Objective — Keep only those lines of the records that include the string "Perbukuan".
# # # # #
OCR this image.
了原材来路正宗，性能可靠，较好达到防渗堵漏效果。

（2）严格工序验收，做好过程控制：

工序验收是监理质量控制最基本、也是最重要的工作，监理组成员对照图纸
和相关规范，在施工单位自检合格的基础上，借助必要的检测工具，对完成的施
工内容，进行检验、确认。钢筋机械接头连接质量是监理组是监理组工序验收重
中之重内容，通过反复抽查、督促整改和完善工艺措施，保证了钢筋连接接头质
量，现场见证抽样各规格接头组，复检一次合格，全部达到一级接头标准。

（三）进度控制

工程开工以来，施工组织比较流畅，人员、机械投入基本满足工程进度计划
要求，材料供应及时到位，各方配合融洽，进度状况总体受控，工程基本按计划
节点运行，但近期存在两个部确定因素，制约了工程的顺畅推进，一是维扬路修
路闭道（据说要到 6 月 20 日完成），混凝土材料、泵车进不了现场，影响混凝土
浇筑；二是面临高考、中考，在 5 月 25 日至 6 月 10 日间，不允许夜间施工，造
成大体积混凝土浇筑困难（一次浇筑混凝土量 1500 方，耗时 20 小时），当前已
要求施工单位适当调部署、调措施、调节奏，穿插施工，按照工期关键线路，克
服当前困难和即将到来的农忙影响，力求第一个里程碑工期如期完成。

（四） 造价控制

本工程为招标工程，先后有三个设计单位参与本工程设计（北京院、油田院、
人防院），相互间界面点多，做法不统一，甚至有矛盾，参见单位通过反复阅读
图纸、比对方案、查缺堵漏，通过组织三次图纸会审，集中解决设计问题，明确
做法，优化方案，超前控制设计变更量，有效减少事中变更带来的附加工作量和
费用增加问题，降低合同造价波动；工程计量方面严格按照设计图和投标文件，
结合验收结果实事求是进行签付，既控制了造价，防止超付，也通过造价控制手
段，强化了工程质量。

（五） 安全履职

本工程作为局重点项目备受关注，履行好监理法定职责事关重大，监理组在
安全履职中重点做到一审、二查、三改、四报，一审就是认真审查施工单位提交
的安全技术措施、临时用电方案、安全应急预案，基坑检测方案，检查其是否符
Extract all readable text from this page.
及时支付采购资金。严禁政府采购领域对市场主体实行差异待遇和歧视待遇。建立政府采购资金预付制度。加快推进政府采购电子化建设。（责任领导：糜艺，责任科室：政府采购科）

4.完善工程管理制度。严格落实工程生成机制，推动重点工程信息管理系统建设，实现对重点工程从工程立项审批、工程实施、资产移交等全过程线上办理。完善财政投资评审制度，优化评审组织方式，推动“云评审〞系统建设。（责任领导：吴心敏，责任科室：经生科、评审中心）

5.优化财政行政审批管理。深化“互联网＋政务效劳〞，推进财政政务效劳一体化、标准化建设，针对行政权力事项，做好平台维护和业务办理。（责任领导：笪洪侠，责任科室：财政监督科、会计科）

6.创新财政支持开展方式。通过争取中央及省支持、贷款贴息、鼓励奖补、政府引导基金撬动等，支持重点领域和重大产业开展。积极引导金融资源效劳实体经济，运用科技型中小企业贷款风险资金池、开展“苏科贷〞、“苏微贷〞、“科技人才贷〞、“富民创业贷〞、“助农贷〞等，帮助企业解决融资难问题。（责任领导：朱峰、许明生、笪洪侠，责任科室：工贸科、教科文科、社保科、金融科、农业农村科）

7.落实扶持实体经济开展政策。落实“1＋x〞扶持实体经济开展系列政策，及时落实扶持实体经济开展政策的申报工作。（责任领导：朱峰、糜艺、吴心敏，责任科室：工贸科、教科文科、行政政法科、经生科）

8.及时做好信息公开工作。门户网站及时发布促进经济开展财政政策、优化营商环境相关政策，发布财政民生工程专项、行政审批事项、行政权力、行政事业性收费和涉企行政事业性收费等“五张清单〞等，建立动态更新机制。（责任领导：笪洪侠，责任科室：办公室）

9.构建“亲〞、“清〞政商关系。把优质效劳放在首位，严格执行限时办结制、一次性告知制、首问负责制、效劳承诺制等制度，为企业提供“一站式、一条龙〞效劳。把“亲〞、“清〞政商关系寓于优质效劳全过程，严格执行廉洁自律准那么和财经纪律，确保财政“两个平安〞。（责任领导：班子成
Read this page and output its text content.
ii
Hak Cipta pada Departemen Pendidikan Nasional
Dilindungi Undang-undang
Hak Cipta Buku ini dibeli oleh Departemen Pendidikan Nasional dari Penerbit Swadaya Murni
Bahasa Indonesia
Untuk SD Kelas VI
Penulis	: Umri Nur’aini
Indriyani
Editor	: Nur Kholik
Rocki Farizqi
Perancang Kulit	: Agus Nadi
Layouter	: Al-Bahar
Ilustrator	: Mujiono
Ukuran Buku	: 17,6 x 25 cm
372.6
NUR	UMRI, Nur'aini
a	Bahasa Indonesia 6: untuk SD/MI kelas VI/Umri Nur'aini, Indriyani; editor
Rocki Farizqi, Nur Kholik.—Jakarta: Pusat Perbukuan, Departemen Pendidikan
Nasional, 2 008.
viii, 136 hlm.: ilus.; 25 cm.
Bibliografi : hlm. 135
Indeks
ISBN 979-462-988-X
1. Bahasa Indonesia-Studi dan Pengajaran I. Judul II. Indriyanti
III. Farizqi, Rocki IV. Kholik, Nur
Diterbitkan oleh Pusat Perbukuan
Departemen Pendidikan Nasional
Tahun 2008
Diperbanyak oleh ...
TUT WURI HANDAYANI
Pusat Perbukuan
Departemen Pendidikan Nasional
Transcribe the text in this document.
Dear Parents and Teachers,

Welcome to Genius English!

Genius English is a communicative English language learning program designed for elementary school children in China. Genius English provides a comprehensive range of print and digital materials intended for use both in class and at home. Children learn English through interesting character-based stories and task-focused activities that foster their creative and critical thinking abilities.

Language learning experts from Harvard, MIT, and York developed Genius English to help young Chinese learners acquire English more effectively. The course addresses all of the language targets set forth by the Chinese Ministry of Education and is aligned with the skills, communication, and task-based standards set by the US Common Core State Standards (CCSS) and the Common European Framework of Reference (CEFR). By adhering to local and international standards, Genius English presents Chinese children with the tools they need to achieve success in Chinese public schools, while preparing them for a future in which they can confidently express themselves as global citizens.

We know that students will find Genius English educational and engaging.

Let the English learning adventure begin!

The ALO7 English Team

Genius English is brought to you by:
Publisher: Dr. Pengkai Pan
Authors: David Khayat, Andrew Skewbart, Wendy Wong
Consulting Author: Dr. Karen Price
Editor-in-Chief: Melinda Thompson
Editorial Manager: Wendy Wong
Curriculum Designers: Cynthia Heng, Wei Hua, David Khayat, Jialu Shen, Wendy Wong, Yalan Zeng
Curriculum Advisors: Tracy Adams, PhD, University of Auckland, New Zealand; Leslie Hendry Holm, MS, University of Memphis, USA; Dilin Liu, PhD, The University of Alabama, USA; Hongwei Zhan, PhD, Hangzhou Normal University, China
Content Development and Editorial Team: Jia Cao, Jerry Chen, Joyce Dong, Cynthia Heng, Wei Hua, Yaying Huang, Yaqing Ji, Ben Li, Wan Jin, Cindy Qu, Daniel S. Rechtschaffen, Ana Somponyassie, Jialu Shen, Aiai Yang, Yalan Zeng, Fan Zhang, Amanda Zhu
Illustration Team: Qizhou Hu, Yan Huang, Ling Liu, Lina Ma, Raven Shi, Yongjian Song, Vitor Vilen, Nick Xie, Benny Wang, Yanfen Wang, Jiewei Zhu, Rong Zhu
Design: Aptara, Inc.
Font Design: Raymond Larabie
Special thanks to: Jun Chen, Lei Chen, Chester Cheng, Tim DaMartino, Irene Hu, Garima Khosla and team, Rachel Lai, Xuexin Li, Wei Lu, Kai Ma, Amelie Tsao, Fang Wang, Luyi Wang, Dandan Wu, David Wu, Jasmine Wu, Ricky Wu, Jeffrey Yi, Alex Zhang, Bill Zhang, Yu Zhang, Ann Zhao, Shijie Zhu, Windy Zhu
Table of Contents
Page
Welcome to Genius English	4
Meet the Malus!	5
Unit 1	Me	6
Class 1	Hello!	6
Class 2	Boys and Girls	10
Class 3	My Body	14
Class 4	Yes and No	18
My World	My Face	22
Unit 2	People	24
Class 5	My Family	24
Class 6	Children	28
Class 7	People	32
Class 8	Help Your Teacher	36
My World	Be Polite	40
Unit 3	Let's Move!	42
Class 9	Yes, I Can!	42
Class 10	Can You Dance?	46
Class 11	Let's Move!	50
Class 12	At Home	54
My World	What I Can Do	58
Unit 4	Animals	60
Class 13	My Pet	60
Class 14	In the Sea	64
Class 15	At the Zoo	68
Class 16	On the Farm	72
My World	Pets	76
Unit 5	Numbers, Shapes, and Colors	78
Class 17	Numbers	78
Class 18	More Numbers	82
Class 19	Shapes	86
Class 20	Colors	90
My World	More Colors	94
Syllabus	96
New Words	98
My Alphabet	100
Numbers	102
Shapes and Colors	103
# # # # #
Response —
Rocki Farizqi, Nur Kholik.—Jakarta: Pusat Perbukuan, Departemen Pendidikan
Diterbitkan oleh Pusat Perbukuan
Pusat Perbukuan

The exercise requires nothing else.